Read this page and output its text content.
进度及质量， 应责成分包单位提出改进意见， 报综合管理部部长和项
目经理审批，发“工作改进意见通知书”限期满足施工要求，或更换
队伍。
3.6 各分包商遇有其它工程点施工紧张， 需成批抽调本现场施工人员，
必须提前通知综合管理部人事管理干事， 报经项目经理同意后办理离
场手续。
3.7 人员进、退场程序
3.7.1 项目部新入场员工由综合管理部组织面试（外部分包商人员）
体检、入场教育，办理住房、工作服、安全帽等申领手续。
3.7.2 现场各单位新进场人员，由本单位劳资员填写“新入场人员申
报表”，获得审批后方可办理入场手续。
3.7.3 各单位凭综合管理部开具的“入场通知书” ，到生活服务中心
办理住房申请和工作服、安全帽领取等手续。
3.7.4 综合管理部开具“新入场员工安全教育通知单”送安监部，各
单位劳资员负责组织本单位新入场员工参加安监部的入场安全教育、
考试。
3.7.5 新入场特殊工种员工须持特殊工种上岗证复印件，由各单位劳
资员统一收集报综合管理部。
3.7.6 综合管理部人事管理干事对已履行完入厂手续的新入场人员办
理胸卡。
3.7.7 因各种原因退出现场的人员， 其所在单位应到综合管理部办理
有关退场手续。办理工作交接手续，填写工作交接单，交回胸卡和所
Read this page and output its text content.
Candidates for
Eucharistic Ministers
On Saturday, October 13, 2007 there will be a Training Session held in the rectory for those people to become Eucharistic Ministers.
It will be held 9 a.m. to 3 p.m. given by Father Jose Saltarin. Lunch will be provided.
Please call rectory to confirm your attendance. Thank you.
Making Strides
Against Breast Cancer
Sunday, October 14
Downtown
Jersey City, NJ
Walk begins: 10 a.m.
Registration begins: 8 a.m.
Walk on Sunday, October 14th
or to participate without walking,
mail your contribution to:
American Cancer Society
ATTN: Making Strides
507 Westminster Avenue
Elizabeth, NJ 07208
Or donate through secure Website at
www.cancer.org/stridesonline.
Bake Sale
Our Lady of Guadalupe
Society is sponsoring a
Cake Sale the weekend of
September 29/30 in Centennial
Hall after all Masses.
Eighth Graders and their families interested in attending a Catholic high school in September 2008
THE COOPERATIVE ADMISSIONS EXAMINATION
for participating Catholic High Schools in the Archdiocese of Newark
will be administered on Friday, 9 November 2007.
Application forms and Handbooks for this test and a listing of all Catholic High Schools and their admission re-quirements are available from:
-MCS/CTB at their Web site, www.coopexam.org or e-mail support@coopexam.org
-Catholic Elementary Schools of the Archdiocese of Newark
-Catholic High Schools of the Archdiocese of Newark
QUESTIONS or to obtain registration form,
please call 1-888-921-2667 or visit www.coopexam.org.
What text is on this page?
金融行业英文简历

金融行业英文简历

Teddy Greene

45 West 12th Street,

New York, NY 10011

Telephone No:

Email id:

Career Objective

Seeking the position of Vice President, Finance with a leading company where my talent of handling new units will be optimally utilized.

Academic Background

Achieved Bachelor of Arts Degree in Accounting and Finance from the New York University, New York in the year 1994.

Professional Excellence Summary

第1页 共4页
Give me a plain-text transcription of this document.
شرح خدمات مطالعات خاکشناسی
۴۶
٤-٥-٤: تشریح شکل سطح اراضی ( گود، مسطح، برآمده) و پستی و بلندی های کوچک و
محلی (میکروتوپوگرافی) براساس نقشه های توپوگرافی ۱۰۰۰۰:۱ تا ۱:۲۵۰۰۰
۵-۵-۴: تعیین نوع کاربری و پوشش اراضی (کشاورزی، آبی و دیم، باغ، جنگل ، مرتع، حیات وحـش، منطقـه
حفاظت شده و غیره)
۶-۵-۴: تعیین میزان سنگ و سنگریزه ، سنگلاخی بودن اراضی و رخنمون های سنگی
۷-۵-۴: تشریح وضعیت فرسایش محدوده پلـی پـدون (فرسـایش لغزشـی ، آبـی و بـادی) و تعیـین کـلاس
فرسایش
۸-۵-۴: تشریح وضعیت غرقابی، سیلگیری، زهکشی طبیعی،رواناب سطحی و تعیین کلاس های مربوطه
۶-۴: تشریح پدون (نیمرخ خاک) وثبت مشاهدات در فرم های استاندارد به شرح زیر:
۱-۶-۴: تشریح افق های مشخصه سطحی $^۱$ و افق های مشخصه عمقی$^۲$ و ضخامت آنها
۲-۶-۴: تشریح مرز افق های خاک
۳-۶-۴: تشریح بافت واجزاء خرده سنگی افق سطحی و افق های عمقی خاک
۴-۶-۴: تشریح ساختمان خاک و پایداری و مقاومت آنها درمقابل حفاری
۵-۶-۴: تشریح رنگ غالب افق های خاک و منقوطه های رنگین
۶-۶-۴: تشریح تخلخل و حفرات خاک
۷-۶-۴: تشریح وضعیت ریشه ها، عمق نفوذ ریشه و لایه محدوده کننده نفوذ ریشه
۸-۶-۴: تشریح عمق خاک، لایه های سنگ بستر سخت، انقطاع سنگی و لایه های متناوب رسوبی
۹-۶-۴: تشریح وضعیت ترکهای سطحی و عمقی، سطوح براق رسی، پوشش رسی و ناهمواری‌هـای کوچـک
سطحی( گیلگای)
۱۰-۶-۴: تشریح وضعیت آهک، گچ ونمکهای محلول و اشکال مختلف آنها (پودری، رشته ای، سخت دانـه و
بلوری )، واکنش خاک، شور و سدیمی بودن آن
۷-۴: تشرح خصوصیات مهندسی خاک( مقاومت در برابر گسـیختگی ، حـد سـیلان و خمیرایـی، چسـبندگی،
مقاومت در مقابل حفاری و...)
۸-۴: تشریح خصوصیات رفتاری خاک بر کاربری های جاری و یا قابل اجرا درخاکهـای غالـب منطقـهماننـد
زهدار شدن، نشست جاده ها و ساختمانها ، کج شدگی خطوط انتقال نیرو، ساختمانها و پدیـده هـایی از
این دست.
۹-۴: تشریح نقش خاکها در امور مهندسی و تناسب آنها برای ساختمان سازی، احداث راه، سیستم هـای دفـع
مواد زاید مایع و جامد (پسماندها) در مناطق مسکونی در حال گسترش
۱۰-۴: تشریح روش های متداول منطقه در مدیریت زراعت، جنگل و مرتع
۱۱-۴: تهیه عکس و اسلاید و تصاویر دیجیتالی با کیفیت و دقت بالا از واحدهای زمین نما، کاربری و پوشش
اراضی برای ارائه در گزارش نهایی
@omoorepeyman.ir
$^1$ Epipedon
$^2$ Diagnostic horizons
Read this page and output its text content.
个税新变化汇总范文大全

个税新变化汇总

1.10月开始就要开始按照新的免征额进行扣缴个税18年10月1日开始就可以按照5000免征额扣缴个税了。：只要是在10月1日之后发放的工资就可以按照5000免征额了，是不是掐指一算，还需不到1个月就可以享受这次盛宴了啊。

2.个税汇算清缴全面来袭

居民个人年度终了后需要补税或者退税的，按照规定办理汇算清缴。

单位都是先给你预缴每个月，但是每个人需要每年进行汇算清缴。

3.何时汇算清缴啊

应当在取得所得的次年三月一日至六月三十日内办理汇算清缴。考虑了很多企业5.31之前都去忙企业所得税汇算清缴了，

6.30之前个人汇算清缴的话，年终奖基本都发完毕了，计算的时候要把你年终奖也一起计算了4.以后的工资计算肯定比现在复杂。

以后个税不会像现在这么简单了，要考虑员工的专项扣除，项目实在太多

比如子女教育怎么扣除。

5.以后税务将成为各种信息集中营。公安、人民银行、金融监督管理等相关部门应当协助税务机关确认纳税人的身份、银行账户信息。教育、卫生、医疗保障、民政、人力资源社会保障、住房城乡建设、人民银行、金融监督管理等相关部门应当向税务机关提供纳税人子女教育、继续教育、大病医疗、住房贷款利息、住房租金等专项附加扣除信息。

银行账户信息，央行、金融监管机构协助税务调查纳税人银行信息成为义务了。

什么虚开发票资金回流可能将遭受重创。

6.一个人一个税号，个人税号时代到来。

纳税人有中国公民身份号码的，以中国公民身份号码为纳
_ _ _ _
(WHAT IS REQUIRED) Give the count of lines in the data shown above that contain "September", and nothing else.

(THE RESPONSE) 2